Each line below should be retyped exactly, with no pictures.
-- start STORED ROWS --
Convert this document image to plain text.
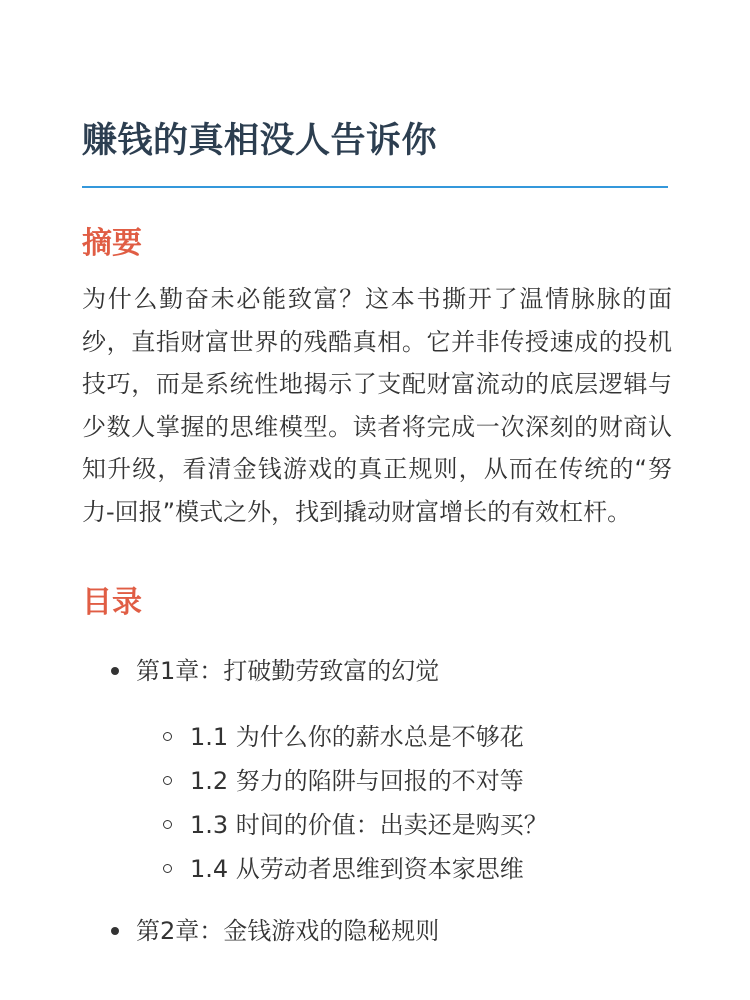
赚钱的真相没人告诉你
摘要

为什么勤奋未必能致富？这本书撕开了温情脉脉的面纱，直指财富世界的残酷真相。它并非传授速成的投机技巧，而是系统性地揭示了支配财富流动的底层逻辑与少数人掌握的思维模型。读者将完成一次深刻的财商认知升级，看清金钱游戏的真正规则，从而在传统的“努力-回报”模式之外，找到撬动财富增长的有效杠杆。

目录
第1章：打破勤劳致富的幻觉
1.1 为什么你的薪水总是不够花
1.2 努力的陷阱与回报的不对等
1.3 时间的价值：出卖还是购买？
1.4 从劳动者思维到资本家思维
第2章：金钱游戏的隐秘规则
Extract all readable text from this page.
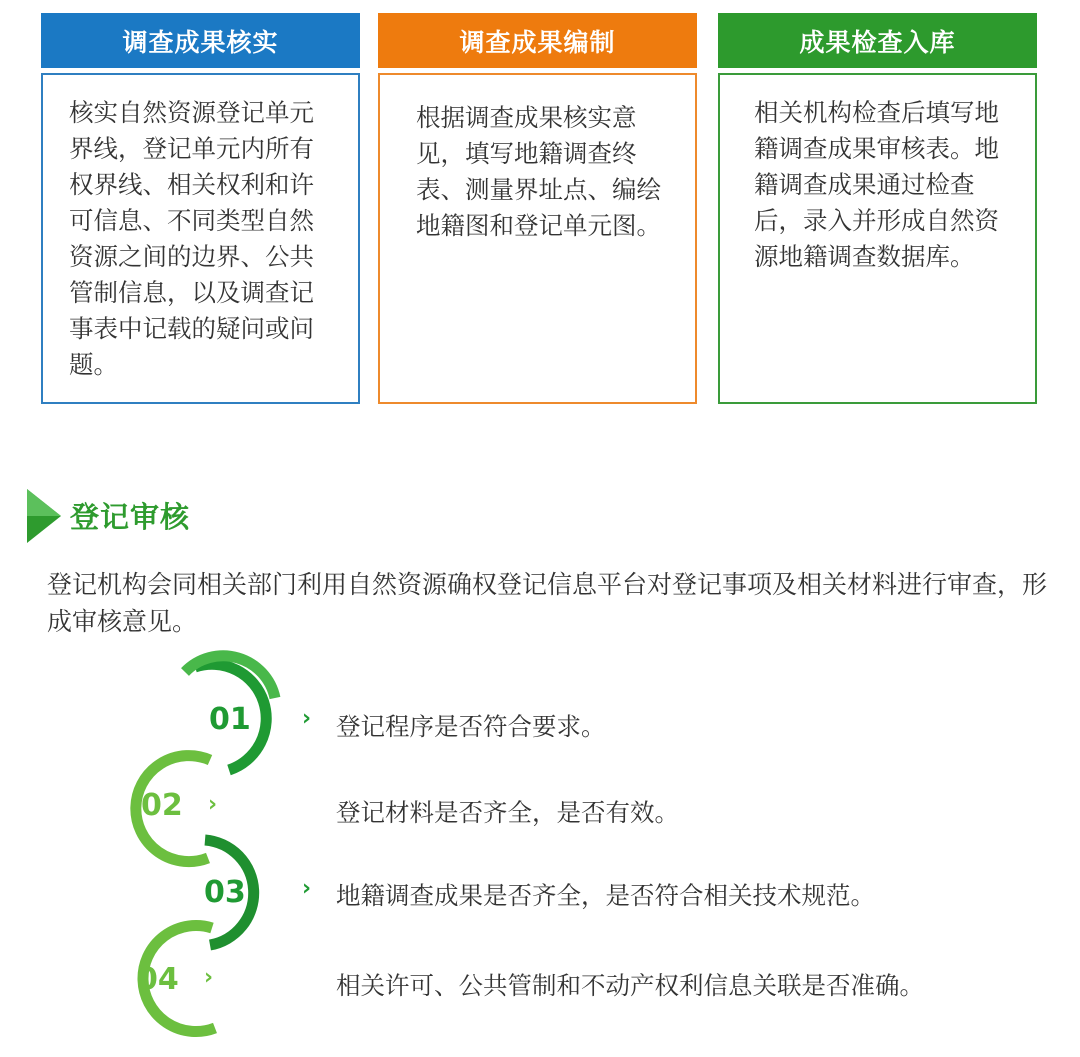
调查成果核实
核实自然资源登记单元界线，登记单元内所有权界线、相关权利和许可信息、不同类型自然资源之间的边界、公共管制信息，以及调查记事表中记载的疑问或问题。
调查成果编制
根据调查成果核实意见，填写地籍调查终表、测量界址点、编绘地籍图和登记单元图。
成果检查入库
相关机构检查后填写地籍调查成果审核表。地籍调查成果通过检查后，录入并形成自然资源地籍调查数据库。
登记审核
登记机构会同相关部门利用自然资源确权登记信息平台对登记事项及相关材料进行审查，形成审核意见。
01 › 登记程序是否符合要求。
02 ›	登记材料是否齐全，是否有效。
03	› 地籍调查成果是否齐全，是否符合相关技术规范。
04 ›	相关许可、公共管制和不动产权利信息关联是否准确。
-- end STORED ROWS --
→ **RESULT OF THE TASK**:
Convert this document image to plain text.
赚钱的真相没人告诉你
摘要

为什么勤奋未必能致富？这本书撕开了温情脉脉的面纱，直指财富世界的残酷真相。它并非传授速成的投机技巧，而是系统性地揭示了支配财富流动的底层逻辑与少数人掌握的思维模型。读者将完成一次深刻的财商认知升级，看清金钱游戏的真正规则，从而在传统的“努力-回报”模式之外，找到撬动财富增长的有效杠杆。

目录
第1章：打破勤劳致富的幻觉
1.1 为什么你的薪水总是不够花
1.2 努力的陷阱与回报的不对等
1.3 时间的价值：出卖还是购买？
1.4 从劳动者思维到资本家思维
第2章：金钱游戏的隐秘规则
Extract all readable text from this page.
调查成果核实
核实自然资源登记单元界线，登记单元内所有权界线、相关权利和许可信息、不同类型自然资源之间的边界、公共管制信息，以及调查记事表中记载的疑问或问题。
调查成果编制
根据调查成果核实意见，填写地籍调查终表、测量界址点、编绘地籍图和登记单元图。
成果检查入库
相关机构检查后填写地籍调查成果审核表。地籍调查成果通过检查后，录入并形成自然资源地籍调查数据库。
登记审核
登记机构会同相关部门利用自然资源确权登记信息平台对登记事项及相关材料进行审查，形成审核意见。
01 › 登记程序是否符合要求。
02 ›	登记材料是否齐全，是否有效。
03	› 地籍调查成果是否齐全，是否符合相关技术规范。
04 ›	相关许可、公共管制和不动产权利信息关联是否准确。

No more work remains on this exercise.